GOAL OF THE EXERCISE
From the data that follows, copy every line holding the string "Mode".

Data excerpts

________________________

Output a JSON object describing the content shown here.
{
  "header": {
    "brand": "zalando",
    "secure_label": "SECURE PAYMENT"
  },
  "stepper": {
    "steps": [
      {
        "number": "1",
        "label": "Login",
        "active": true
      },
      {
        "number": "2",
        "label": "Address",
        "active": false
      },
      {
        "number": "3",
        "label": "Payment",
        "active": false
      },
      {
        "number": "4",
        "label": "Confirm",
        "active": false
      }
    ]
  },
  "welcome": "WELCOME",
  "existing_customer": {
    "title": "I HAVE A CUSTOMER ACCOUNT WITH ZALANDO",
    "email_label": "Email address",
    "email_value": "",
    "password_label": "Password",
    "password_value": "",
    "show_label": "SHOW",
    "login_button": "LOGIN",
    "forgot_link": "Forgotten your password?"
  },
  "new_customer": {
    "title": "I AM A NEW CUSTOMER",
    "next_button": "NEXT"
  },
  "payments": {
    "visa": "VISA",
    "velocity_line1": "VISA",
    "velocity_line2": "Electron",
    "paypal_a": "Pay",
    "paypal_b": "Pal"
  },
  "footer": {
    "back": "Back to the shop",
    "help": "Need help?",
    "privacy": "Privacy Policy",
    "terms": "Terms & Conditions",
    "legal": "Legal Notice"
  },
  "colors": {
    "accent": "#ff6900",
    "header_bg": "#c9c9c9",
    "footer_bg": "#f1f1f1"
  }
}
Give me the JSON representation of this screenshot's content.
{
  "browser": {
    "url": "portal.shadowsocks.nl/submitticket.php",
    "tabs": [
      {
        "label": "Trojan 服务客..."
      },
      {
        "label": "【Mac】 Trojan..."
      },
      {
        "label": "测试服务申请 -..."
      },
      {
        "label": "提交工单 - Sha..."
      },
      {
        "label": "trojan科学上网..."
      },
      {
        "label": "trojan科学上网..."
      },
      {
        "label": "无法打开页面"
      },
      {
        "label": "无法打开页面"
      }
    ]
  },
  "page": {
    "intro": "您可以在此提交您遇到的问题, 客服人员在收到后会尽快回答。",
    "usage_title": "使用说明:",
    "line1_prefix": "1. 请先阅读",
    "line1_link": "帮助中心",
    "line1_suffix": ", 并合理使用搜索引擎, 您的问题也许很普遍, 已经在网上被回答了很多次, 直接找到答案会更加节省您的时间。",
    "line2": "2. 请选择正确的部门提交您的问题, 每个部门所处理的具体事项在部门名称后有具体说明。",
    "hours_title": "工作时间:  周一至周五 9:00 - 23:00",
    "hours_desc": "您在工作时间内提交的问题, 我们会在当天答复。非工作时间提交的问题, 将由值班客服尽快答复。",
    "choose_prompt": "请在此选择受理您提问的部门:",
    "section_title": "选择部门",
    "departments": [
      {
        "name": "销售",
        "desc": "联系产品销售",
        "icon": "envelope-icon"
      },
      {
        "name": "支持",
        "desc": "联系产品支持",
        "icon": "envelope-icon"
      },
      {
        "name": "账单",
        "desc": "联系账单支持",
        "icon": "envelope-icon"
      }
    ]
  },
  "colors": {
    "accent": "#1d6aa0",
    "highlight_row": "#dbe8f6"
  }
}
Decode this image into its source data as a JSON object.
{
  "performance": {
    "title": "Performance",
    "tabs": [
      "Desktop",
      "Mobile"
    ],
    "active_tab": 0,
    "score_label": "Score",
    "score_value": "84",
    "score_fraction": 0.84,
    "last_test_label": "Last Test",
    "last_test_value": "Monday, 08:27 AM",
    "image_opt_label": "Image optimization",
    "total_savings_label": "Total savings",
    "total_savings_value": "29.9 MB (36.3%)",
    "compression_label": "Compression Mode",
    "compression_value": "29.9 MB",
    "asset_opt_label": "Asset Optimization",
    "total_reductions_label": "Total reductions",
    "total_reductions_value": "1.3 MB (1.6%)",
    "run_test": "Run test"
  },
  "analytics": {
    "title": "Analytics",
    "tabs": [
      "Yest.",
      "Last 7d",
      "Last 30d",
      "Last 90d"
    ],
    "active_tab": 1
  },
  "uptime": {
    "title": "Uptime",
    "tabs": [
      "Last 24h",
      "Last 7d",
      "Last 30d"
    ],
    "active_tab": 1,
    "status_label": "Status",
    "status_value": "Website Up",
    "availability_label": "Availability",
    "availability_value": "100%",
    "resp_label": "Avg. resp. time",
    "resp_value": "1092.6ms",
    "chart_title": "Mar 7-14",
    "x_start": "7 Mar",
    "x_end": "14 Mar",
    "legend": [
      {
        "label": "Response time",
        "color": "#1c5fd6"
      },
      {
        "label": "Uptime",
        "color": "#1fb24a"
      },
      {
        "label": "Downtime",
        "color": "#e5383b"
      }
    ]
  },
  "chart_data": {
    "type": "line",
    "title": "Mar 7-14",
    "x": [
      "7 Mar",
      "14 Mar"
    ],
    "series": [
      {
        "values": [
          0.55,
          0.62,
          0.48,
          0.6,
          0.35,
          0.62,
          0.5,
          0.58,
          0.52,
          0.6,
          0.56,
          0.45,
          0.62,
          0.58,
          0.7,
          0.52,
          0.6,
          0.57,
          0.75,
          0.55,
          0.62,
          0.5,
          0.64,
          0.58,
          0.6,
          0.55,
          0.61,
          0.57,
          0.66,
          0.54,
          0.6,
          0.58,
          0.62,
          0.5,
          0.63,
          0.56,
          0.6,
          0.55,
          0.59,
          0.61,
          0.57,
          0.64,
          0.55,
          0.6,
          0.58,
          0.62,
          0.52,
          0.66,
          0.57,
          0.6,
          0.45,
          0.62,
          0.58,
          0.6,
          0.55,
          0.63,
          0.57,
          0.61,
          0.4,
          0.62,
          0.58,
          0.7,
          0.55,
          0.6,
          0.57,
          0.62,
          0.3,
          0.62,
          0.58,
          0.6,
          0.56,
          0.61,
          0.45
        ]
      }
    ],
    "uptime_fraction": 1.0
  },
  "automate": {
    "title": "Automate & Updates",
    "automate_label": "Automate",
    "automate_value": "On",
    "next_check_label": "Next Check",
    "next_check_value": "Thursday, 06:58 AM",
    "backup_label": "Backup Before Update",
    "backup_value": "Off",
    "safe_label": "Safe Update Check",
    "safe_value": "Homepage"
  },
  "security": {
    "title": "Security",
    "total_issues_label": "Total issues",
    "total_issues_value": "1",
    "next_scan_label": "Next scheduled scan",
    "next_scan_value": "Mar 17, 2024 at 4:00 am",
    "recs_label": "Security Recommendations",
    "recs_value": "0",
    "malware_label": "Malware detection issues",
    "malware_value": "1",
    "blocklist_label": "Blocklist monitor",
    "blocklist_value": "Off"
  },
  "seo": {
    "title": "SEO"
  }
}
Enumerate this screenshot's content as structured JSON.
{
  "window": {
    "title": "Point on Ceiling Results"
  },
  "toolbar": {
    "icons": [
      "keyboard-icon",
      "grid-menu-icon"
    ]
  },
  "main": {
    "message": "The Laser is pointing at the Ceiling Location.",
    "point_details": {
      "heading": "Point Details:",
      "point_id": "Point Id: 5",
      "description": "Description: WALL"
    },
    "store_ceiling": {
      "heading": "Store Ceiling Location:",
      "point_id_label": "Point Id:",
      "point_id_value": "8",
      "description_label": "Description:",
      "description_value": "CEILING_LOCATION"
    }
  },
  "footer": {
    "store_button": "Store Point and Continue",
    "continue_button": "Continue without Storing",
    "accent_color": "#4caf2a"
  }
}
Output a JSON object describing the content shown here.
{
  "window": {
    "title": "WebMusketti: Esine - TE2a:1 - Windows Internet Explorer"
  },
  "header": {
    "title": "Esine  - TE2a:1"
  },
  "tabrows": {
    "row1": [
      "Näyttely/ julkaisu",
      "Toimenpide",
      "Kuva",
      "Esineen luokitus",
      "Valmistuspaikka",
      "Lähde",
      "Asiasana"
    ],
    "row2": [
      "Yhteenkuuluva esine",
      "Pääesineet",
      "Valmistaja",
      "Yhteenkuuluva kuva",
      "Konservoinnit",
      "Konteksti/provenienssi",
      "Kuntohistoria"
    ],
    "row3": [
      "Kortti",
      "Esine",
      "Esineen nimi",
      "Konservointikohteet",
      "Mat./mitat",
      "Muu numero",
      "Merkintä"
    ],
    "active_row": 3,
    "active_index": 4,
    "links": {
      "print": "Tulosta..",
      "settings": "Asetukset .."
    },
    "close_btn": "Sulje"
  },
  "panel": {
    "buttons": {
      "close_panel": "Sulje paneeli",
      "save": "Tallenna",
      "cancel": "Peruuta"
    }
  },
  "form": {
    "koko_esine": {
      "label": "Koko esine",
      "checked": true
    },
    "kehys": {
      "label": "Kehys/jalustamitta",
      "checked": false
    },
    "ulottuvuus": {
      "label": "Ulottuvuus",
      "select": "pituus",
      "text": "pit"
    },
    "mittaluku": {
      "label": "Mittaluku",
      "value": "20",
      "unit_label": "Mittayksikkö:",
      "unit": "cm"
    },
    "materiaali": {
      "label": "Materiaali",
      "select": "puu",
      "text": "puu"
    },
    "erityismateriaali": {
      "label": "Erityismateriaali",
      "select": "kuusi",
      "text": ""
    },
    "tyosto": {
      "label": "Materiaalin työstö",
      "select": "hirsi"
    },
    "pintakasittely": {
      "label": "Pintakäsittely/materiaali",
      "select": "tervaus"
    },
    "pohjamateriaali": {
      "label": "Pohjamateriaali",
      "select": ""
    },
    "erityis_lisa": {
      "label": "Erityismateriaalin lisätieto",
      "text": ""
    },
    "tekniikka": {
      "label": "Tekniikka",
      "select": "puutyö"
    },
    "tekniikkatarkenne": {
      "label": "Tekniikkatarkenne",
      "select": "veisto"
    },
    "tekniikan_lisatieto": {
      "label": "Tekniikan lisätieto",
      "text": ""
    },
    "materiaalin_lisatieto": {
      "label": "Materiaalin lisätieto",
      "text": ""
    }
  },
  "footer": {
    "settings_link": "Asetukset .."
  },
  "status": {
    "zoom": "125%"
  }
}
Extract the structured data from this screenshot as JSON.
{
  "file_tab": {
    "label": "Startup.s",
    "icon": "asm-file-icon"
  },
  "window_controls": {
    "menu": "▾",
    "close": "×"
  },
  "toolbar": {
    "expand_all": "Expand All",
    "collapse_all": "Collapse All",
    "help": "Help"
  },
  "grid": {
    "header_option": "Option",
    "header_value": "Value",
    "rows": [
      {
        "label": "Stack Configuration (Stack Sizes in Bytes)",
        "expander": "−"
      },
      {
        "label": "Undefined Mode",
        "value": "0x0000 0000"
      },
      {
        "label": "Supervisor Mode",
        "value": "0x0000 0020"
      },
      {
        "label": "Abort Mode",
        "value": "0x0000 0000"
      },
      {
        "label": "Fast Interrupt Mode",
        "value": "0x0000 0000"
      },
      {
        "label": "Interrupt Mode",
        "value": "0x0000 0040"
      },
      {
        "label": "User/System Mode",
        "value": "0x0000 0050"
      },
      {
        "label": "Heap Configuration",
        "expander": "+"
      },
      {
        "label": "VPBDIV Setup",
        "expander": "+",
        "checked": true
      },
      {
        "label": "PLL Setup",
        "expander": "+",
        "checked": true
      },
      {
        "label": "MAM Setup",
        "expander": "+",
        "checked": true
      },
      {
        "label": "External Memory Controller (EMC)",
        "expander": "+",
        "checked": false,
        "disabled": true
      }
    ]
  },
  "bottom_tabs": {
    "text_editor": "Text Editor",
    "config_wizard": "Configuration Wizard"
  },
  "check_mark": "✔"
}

________________________

FINISHED ANSWER
    "compression_label": "Compression Mode",
        "label": "Undefined Mode",
        "label": "Supervisor Mode",
        "label": "Abort Mode",
        "label": "Fast Interrupt Mode",
        "label": "Interrupt Mode",
        "label": "User/System Mode",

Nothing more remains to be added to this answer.